Text extract —
————

Lisa-Marie Breton (born August 3, 1977) is an assistant coach with Les Canadiennes de Montréal (formerly Montreal Stars). For the 2010–11 Montreal CWHL season, Breton is the team captain. Breton has also competed for the Canada women's national inline hockey team, capturing a gold medal for Canada at the 2005 FIRS Inline Hockey World Championships in Paris, France.

Breton started playing hockey at the age of six. She is a co-founder of the CWHL, has served as a  board member and continues to work relentlessly to further develop the world's top women's hockey league. She complements this dedication with a career as the strength and conditioning manager for all the varsity teams at Concordia University. As captain of the Montréal team, she feels that her teammates' enjoyment of playing with Montréal is as important as the success of the team.

Playing career
Breton attended Cégep de Trois-Rivières,  and was allowed to play for UQTR Patriotes as part of a league made up of other Cegeps and universities throughout the province. Breton was invited to the 2000-01 Hockey Canada National Development Camp. Also a member of the Canada women's national inline hockey team, winning a gold medal at the 2005 FIRS Inline Hockey World Championships in Paris, France.

Team Quebec
At fifteen years of age, she was recruited by Team Quebec at the junior level and played in the first ever National Junior Championship for hockey in 1993. The team won a silver medal in a loss to Team Ontario. Breton represented Team Quebec in numerous tournaments. In 2000, she played with Kim St. Pierre and Nancy Drolet as part of Team Quebec at the 2000 Esso Nationals. Her club team, the Montreal Axion earned the right to represent Quebec as the club competed at the 2005 Esso Nationals.

————

Record list —
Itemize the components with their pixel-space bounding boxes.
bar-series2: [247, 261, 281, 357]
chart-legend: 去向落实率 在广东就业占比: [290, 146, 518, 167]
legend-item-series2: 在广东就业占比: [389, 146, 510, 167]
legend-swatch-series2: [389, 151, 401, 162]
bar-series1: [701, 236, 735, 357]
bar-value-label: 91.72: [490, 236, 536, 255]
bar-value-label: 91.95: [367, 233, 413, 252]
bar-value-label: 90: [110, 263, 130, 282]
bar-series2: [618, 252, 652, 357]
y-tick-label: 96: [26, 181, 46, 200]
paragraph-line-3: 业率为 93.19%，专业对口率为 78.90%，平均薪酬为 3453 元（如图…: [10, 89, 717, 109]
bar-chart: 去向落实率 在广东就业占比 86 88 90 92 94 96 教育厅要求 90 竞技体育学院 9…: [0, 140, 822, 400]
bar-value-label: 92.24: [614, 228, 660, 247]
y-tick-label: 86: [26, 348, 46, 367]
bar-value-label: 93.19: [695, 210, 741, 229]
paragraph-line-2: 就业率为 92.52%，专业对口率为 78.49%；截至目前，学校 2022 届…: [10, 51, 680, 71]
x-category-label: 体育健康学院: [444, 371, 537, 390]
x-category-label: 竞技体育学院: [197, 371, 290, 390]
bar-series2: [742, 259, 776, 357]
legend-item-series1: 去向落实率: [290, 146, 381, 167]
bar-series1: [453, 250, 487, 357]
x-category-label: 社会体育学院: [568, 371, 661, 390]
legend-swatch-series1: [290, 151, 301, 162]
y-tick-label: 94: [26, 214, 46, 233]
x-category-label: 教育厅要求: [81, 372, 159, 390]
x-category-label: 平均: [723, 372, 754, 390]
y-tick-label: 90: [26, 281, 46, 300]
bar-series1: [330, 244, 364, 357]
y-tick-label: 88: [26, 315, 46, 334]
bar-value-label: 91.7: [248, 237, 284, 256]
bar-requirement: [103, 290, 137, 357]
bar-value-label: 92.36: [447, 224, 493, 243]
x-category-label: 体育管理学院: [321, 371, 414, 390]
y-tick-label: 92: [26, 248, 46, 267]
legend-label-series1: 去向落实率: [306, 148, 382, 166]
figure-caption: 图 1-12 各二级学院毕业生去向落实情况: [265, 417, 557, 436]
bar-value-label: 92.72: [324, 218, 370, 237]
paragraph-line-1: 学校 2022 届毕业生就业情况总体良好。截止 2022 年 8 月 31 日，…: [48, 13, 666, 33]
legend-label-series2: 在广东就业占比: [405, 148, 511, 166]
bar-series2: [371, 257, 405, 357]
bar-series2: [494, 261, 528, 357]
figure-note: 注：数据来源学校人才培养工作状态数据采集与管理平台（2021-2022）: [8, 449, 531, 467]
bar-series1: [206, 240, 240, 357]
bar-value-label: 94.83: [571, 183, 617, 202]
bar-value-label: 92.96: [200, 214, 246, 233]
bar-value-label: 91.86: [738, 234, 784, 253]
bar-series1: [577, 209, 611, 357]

————

What you need to do —
From the Lisa-Marie Breton biography above, set down word for word the passage from "Breton started playing" up to and including "of the team.".

Worked solution —
Breton started playing hockey at the age of six. She is a co-founder of the CWHL, has served as a  board member and continues to work relentlessly to further develop the world's top women's hockey league. She complements this dedication with a career as the strength and conditioning manager for all the varsity teams at Concordia University. As captain of the Montréal team, she feels that her teammates' enjoyment of playing with Montréal is as important as the success of the team.